-- Written problem --
Give all of the lines again, with nothing added or dropped.

··· Records supplied ···

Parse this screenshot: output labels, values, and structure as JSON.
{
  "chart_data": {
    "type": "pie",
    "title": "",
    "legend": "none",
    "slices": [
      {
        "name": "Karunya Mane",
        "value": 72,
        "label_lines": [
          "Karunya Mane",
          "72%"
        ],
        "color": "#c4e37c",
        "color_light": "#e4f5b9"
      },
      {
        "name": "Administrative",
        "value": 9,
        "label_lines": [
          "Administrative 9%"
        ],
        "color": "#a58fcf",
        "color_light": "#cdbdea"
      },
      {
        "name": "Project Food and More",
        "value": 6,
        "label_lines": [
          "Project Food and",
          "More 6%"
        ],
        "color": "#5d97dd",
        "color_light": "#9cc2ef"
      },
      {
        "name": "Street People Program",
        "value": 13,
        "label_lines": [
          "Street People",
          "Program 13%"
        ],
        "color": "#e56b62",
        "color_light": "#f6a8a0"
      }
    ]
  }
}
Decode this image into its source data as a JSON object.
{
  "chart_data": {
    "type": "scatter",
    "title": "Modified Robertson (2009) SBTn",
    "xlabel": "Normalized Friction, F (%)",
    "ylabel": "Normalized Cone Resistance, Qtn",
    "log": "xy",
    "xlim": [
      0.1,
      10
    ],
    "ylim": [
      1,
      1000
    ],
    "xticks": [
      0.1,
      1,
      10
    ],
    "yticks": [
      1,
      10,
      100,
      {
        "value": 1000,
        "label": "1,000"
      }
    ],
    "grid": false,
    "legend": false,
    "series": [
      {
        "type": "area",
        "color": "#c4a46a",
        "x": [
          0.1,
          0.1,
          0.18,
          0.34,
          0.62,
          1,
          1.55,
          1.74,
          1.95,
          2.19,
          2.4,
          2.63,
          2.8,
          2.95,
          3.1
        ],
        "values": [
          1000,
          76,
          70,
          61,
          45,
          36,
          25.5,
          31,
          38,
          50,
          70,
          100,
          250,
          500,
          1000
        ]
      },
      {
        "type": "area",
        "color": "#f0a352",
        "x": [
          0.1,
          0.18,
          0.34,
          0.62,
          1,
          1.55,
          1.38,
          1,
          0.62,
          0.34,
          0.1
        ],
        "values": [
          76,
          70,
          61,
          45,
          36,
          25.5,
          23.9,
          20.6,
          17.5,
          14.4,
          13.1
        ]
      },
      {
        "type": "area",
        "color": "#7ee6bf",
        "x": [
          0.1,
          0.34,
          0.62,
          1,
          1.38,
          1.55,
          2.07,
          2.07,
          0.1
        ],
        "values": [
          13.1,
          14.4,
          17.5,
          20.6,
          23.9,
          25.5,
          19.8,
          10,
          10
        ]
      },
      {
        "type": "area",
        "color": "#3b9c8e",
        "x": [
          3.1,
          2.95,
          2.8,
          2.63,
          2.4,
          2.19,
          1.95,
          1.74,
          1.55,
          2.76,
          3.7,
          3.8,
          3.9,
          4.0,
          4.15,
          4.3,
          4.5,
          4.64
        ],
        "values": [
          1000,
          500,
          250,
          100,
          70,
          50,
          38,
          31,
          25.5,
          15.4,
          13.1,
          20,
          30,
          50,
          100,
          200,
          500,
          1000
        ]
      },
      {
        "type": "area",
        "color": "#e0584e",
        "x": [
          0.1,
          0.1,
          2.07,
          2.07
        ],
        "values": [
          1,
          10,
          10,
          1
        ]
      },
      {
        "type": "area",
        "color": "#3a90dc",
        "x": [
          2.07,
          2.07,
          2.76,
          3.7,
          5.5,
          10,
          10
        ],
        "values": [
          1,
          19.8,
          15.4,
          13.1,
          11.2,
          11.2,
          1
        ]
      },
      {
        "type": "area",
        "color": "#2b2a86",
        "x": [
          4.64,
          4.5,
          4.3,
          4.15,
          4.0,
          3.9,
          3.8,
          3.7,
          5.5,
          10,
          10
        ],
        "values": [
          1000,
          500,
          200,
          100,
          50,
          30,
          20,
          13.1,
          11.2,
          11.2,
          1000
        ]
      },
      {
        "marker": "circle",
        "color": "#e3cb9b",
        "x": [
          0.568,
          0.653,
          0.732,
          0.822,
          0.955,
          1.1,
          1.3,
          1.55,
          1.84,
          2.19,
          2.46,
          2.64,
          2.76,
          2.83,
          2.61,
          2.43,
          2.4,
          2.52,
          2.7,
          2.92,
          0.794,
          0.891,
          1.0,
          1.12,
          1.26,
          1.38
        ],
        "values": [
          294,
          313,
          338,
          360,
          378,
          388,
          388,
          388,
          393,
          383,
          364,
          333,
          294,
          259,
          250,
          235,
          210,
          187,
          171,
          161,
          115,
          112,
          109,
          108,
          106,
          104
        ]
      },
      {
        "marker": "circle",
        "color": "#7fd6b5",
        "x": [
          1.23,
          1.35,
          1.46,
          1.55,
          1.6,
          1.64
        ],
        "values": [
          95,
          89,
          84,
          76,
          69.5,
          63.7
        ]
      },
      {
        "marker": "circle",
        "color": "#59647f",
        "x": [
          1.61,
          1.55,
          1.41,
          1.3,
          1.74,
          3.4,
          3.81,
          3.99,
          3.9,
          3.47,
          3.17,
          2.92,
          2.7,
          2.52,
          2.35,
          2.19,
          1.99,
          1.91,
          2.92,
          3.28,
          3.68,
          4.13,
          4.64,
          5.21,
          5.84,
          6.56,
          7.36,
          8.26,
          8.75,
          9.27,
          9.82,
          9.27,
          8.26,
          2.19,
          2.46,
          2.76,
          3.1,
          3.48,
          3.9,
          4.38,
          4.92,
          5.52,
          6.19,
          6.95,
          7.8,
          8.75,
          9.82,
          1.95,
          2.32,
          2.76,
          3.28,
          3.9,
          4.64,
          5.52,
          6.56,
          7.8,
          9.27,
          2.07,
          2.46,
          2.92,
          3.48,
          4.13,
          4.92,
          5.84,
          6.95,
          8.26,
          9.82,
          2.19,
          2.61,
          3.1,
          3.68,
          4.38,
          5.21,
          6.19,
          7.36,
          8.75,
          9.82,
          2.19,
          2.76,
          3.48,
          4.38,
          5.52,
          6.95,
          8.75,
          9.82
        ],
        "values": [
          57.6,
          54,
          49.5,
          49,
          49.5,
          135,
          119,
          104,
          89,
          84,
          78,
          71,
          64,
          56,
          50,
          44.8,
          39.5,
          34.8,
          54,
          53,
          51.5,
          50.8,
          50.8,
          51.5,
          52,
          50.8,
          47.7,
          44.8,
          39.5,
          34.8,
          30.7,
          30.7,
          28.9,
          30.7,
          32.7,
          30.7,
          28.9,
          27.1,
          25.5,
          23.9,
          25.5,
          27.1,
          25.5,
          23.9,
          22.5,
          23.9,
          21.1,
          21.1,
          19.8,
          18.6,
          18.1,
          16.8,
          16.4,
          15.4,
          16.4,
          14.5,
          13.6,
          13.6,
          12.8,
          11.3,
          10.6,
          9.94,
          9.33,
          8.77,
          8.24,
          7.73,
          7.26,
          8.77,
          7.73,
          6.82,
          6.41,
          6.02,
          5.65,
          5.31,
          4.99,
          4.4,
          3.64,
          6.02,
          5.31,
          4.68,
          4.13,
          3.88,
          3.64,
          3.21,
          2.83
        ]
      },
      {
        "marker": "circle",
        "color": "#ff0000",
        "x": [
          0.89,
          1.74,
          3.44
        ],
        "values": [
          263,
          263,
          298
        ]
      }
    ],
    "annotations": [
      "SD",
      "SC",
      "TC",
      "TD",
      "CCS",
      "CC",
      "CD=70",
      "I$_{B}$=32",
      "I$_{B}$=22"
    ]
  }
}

···

-- Task response --
Parse this screenshot: output labels, values, and structure as JSON.
{
  "chart_data": {
    "type": "pie",
    "title": "",
    "legend": "none",
    "slices": [
      {
        "name": "Karunya Mane",
        "value": 72,
        "label_lines": [
          "Karunya Mane",
          "72%"
        ],
        "color": "#c4e37c",
        "color_light": "#e4f5b9"
      },
      {
        "name": "Administrative",
        "value": 9,
        "label_lines": [
          "Administrative 9%"
        ],
        "color": "#a58fcf",
        "color_light": "#cdbdea"
      },
      {
        "name": "Project Food and More",
        "value": 6,
        "label_lines": [
          "Project Food and",
          "More 6%"
        ],
        "color": "#5d97dd",
        "color_light": "#9cc2ef"
      },
      {
        "name": "Street People Program",
        "value": 13,
        "label_lines": [
          "Street People",
          "Program 13%"
        ],
        "color": "#e56b62",
        "color_light": "#f6a8a0"
      }
    ]
  }
}
Decode this image into its source data as a JSON object.
{
  "chart_data": {
    "type": "scatter",
    "title": "Modified Robertson (2009) SBTn",
    "xlabel": "Normalized Friction, F (%)",
    "ylabel": "Normalized Cone Resistance, Qtn",
    "log": "xy",
    "xlim": [
      0.1,
      10
    ],
    "ylim": [
      1,
      1000
    ],
    "xticks": [
      0.1,
      1,
      10
    ],
    "yticks": [
      1,
      10,
      100,
      {
        "value": 1000,
        "label": "1,000"
      }
    ],
    "grid": false,
    "legend": false,
    "series": [
      {
        "type": "area",
        "color": "#c4a46a",
        "x": [
          0.1,
          0.1,
          0.18,
          0.34,
          0.62,
          1,
          1.55,
          1.74,
          1.95,
          2.19,
          2.4,
          2.63,
          2.8,
          2.95,
          3.1
        ],
        "values": [
          1000,
          76,
          70,
          61,
          45,
          36,
          25.5,
          31,
          38,
          50,
          70,
          100,
          250,
          500,
          1000
        ]
      },
      {
        "type": "area",
        "color": "#f0a352",
        "x": [
          0.1,
          0.18,
          0.34,
          0.62,
          1,
          1.55,
          1.38,
          1,
          0.62,
          0.34,
          0.1
        ],
        "values": [
          76,
          70,
          61,
          45,
          36,
          25.5,
          23.9,
          20.6,
          17.5,
          14.4,
          13.1
        ]
      },
      {
        "type": "area",
        "color": "#7ee6bf",
        "x": [
          0.1,
          0.34,
          0.62,
          1,
          1.38,
          1.55,
          2.07,
          2.07,
          0.1
        ],
        "values": [
          13.1,
          14.4,
          17.5,
          20.6,
          23.9,
          25.5,
          19.8,
          10,
          10
        ]
      },
      {
        "type": "area",
        "color": "#3b9c8e",
        "x": [
          3.1,
          2.95,
          2.8,
          2.63,
          2.4,
          2.19,
          1.95,
          1.74,
          1.55,
          2.76,
          3.7,
          3.8,
          3.9,
          4.0,
          4.15,
          4.3,
          4.5,
          4.64
        ],
        "values": [
          1000,
          500,
          250,
          100,
          70,
          50,
          38,
          31,
          25.5,
          15.4,
          13.1,
          20,
          30,
          50,
          100,
          200,
          500,
          1000
        ]
      },
      {
        "type": "area",
        "color": "#e0584e",
        "x": [
          0.1,
          0.1,
          2.07,
          2.07
        ],
        "values": [
          1,
          10,
          10,
          1
        ]
      },
      {
        "type": "area",
        "color": "#3a90dc",
        "x": [
          2.07,
          2.07,
          2.76,
          3.7,
          5.5,
          10,
          10
        ],
        "values": [
          1,
          19.8,
          15.4,
          13.1,
          11.2,
          11.2,
          1
        ]
      },
      {
        "type": "area",
        "color": "#2b2a86",
        "x": [
          4.64,
          4.5,
          4.3,
          4.15,
          4.0,
          3.9,
          3.8,
          3.7,
          5.5,
          10,
          10
        ],
        "values": [
          1000,
          500,
          200,
          100,
          50,
          30,
          20,
          13.1,
          11.2,
          11.2,
          1000
        ]
      },
      {
        "marker": "circle",
        "color": "#e3cb9b",
        "x": [
          0.568,
          0.653,
          0.732,
          0.822,
          0.955,
          1.1,
          1.3,
          1.55,
          1.84,
          2.19,
          2.46,
          2.64,
          2.76,
          2.83,
          2.61,
          2.43,
          2.4,
          2.52,
          2.7,
          2.92,
          0.794,
          0.891,
          1.0,
          1.12,
          1.26,
          1.38
        ],
        "values": [
          294,
          313,
          338,
          360,
          378,
          388,
          388,
          388,
          393,
          383,
          364,
          333,
          294,
          259,
          250,
          235,
          210,
          187,
          171,
          161,
          115,
          112,
          109,
          108,
          106,
          104
        ]
      },
      {
        "marker": "circle",
        "color": "#7fd6b5",
        "x": [
          1.23,
          1.35,
          1.46,
          1.55,
          1.6,
          1.64
        ],
        "values": [
          95,
          89,
          84,
          76,
          69.5,
          63.7
        ]
      },
      {
        "marker": "circle",
        "color": "#59647f",
        "x": [
          1.61,
          1.55,
          1.41,
          1.3,
          1.74,
          3.4,
          3.81,
          3.99,
          3.9,
          3.47,
          3.17,
          2.92,
          2.7,
          2.52,
          2.35,
          2.19,
          1.99,
          1.91,
          2.92,
          3.28,
          3.68,
          4.13,
          4.64,
          5.21,
          5.84,
          6.56,
          7.36,
          8.26,
          8.75,
          9.27,
          9.82,
          9.27,
          8.26,
          2.19,
          2.46,
          2.76,
          3.1,
          3.48,
          3.9,
          4.38,
          4.92,
          5.52,
          6.19,
          6.95,
          7.8,
          8.75,
          9.82,
          1.95,
          2.32,
          2.76,
          3.28,
          3.9,
          4.64,
          5.52,
          6.56,
          7.8,
          9.27,
          2.07,
          2.46,
          2.92,
          3.48,
          4.13,
          4.92,
          5.84,
          6.95,
          8.26,
          9.82,
          2.19,
          2.61,
          3.1,
          3.68,
          4.38,
          5.21,
          6.19,
          7.36,
          8.75,
          9.82,
          2.19,
          2.76,
          3.48,
          4.38,
          5.52,
          6.95,
          8.75,
          9.82
        ],
        "values": [
          57.6,
          54,
          49.5,
          49,
          49.5,
          135,
          119,
          104,
          89,
          84,
          78,
          71,
          64,
          56,
          50,
          44.8,
          39.5,
          34.8,
          54,
          53,
          51.5,
          50.8,
          50.8,
          51.5,
          52,
          50.8,
          47.7,
          44.8,
          39.5,
          34.8,
          30.7,
          30.7,
          28.9,
          30.7,
          32.7,
          30.7,
          28.9,
          27.1,
          25.5,
          23.9,
          25.5,
          27.1,
          25.5,
          23.9,
          22.5,
          23.9,
          21.1,
          21.1,
          19.8,
          18.6,
          18.1,
          16.8,
          16.4,
          15.4,
          16.4,
          14.5,
          13.6,
          13.6,
          12.8,
          11.3,
          10.6,
          9.94,
          9.33,
          8.77,
          8.24,
          7.73,
          7.26,
          8.77,
          7.73,
          6.82,
          6.41,
          6.02,
          5.65,
          5.31,
          4.99,
          4.4,
          3.64,
          6.02,
          5.31,
          4.68,
          4.13,
          3.88,
          3.64,
          3.21,
          2.83
        ]
      },
      {
        "marker": "circle",
        "color": "#ff0000",
        "x": [
          0.89,
          1.74,
          3.44
        ],
        "values": [
          263,
          263,
          298
        ]
      }
    ],
    "annotations": [
      "SD",
      "SC",
      "TC",
      "TD",
      "CCS",
      "CC",
      "CD=70",
      "I$_{B}$=32",
      "I$_{B}$=22"
    ]
  }
}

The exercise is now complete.